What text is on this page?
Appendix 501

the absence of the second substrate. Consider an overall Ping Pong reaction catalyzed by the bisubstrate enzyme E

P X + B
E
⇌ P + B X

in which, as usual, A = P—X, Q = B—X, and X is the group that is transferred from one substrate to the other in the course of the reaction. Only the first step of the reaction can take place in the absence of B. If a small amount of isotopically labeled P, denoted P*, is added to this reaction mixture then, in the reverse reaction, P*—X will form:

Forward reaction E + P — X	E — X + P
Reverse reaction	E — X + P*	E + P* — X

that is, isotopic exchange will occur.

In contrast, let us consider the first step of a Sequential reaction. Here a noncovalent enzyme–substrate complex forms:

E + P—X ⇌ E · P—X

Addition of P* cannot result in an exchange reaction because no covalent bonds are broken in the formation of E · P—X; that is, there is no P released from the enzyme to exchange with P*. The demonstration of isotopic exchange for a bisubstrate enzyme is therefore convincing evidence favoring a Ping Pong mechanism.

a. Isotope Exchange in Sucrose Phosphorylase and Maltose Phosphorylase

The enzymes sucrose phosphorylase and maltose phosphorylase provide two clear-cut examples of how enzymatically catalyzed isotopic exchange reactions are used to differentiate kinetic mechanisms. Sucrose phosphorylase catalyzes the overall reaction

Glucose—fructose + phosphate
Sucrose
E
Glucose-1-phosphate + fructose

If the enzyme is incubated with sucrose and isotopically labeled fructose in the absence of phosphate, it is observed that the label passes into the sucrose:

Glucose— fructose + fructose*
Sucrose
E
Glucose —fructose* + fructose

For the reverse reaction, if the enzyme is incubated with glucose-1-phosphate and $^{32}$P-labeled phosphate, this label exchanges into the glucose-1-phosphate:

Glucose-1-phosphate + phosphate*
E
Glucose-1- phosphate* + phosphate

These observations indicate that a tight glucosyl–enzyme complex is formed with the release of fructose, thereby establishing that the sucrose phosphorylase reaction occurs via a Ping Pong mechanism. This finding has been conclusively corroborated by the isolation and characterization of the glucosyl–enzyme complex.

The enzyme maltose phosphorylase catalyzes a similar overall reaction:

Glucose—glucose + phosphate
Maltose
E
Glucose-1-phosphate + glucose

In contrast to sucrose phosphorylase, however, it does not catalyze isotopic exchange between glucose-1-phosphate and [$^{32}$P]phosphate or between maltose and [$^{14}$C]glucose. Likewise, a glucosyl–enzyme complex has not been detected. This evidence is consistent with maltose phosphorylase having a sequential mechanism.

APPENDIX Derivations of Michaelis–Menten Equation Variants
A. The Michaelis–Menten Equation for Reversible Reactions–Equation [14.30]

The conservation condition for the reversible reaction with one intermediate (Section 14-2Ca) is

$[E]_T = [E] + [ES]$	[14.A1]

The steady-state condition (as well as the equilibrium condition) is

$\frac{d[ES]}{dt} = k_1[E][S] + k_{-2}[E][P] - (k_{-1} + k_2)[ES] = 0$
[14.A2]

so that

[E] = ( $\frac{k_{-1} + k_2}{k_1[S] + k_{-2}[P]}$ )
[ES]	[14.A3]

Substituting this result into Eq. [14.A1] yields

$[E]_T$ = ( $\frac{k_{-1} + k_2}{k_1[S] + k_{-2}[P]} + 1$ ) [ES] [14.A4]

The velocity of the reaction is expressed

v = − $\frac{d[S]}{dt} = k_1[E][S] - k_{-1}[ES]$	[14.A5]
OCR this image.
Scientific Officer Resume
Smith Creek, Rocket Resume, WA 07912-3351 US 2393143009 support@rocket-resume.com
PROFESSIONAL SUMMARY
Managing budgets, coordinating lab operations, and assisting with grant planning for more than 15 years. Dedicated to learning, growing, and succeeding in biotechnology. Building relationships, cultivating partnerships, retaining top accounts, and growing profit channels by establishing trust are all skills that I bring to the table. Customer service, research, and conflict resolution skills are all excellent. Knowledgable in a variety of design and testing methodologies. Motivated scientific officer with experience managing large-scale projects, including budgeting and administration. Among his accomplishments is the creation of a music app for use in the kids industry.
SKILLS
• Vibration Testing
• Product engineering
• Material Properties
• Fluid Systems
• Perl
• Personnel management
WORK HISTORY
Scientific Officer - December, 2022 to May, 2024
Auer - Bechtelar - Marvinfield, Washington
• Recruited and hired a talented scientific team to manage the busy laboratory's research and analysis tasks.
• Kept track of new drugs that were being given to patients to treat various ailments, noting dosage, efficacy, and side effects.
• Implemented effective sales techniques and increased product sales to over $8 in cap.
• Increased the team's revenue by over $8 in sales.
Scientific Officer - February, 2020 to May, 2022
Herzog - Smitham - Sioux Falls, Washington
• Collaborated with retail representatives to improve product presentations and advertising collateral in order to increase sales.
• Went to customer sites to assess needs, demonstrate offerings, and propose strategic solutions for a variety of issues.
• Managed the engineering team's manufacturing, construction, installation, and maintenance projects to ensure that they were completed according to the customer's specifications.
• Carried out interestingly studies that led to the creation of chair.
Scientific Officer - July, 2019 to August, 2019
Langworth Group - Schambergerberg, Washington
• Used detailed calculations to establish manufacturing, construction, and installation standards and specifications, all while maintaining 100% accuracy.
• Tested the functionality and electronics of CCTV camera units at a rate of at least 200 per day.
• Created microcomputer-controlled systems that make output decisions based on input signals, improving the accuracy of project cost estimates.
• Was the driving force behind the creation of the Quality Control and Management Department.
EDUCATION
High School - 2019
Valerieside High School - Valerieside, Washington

**Task:** Once you have read the data, reproduce all of it exactly.

**Answer box:**
What text is on this page?
Appendix 501

the absence of the second substrate. Consider an overall Ping Pong reaction catalyzed by the bisubstrate enzyme E

P X + B
E
⇌ P + B X

in which, as usual, A = P—X, Q = B—X, and X is the group that is transferred from one substrate to the other in the course of the reaction. Only the first step of the reaction can take place in the absence of B. If a small amount of isotopically labeled P, denoted P*, is added to this reaction mixture then, in the reverse reaction, P*—X will form:

Forward reaction E + P — X	E — X + P
Reverse reaction	E — X + P*	E + P* — X

that is, isotopic exchange will occur.

In contrast, let us consider the first step of a Sequential reaction. Here a noncovalent enzyme–substrate complex forms:

E + P—X ⇌ E · P—X

Addition of P* cannot result in an exchange reaction because no covalent bonds are broken in the formation of E · P—X; that is, there is no P released from the enzyme to exchange with P*. The demonstration of isotopic exchange for a bisubstrate enzyme is therefore convincing evidence favoring a Ping Pong mechanism.

a. Isotope Exchange in Sucrose Phosphorylase and Maltose Phosphorylase

The enzymes sucrose phosphorylase and maltose phosphorylase provide two clear-cut examples of how enzymatically catalyzed isotopic exchange reactions are used to differentiate kinetic mechanisms. Sucrose phosphorylase catalyzes the overall reaction

Glucose—fructose + phosphate
Sucrose
E
Glucose-1-phosphate + fructose

If the enzyme is incubated with sucrose and isotopically labeled fructose in the absence of phosphate, it is observed that the label passes into the sucrose:

Glucose— fructose + fructose*
Sucrose
E
Glucose —fructose* + fructose

For the reverse reaction, if the enzyme is incubated with glucose-1-phosphate and $^{32}$P-labeled phosphate, this label exchanges into the glucose-1-phosphate:

Glucose-1-phosphate + phosphate*
E
Glucose-1- phosphate* + phosphate

These observations indicate that a tight glucosyl–enzyme complex is formed with the release of fructose, thereby establishing that the sucrose phosphorylase reaction occurs via a Ping Pong mechanism. This finding has been conclusively corroborated by the isolation and characterization of the glucosyl–enzyme complex.

The enzyme maltose phosphorylase catalyzes a similar overall reaction:

Glucose—glucose + phosphate
Maltose
E
Glucose-1-phosphate + glucose

In contrast to sucrose phosphorylase, however, it does not catalyze isotopic exchange between glucose-1-phosphate and [$^{32}$P]phosphate or between maltose and [$^{14}$C]glucose. Likewise, a glucosyl–enzyme complex has not been detected. This evidence is consistent with maltose phosphorylase having a sequential mechanism.

APPENDIX Derivations of Michaelis–Menten Equation Variants
A. The Michaelis–Menten Equation for Reversible Reactions–Equation [14.30]

The conservation condition for the reversible reaction with one intermediate (Section 14-2Ca) is

$[E]_T = [E] + [ES]$	[14.A1]

The steady-state condition (as well as the equilibrium condition) is

$\frac{d[ES]}{dt} = k_1[E][S] + k_{-2}[E][P] - (k_{-1} + k_2)[ES] = 0$
[14.A2]

so that

[E] = ( $\frac{k_{-1} + k_2}{k_1[S] + k_{-2}[P]}$ )
[ES]	[14.A3]

Substituting this result into Eq. [14.A1] yields

$[E]_T$ = ( $\frac{k_{-1} + k_2}{k_1[S] + k_{-2}[P]} + 1$ ) [ES] [14.A4]

The velocity of the reaction is expressed

v = − $\frac{d[S]}{dt} = k_1[E][S] - k_{-1}[ES]$	[14.A5]
OCR this image.
Scientific Officer Resume
Smith Creek, Rocket Resume, WA 07912-3351 US 2393143009 support@rocket-resume.com
PROFESSIONAL SUMMARY
Managing budgets, coordinating lab operations, and assisting with grant planning for more than 15 years. Dedicated to learning, growing, and succeeding in biotechnology. Building relationships, cultivating partnerships, retaining top accounts, and growing profit channels by establishing trust are all skills that I bring to the table. Customer service, research, and conflict resolution skills are all excellent. Knowledgable in a variety of design and testing methodologies. Motivated scientific officer with experience managing large-scale projects, including budgeting and administration. Among his accomplishments is the creation of a music app for use in the kids industry.
SKILLS
• Vibration Testing
• Product engineering
• Material Properties
• Fluid Systems
• Perl
• Personnel management
WORK HISTORY
Scientific Officer - December, 2022 to May, 2024
Auer - Bechtelar - Marvinfield, Washington
• Recruited and hired a talented scientific team to manage the busy laboratory's research and analysis tasks.
• Kept track of new drugs that were being given to patients to treat various ailments, noting dosage, efficacy, and side effects.
• Implemented effective sales techniques and increased product sales to over $8 in cap.
• Increased the team's revenue by over $8 in sales.
Scientific Officer - February, 2020 to May, 2022
Herzog - Smitham - Sioux Falls, Washington
• Collaborated with retail representatives to improve product presentations and advertising collateral in order to increase sales.
• Went to customer sites to assess needs, demonstrate offerings, and propose strategic solutions for a variety of issues.
• Managed the engineering team's manufacturing, construction, installation, and maintenance projects to ensure that they were completed according to the customer's specifications.
• Carried out interestingly studies that led to the creation of chair.
Scientific Officer - July, 2019 to August, 2019
Langworth Group - Schambergerberg, Washington
• Used detailed calculations to establish manufacturing, construction, and installation standards and specifications, all while maintaining 100% accuracy.
• Tested the functionality and electronics of CCTV camera units at a rate of at least 200 per day.
• Created microcomputer-controlled systems that make output decisions based on input signals, improving the accuracy of project cost estimates.
• Was the driving force behind the creation of the Quality Control and Management Department.
EDUCATION
High School - 2019
Valerieside High School - Valerieside, Washington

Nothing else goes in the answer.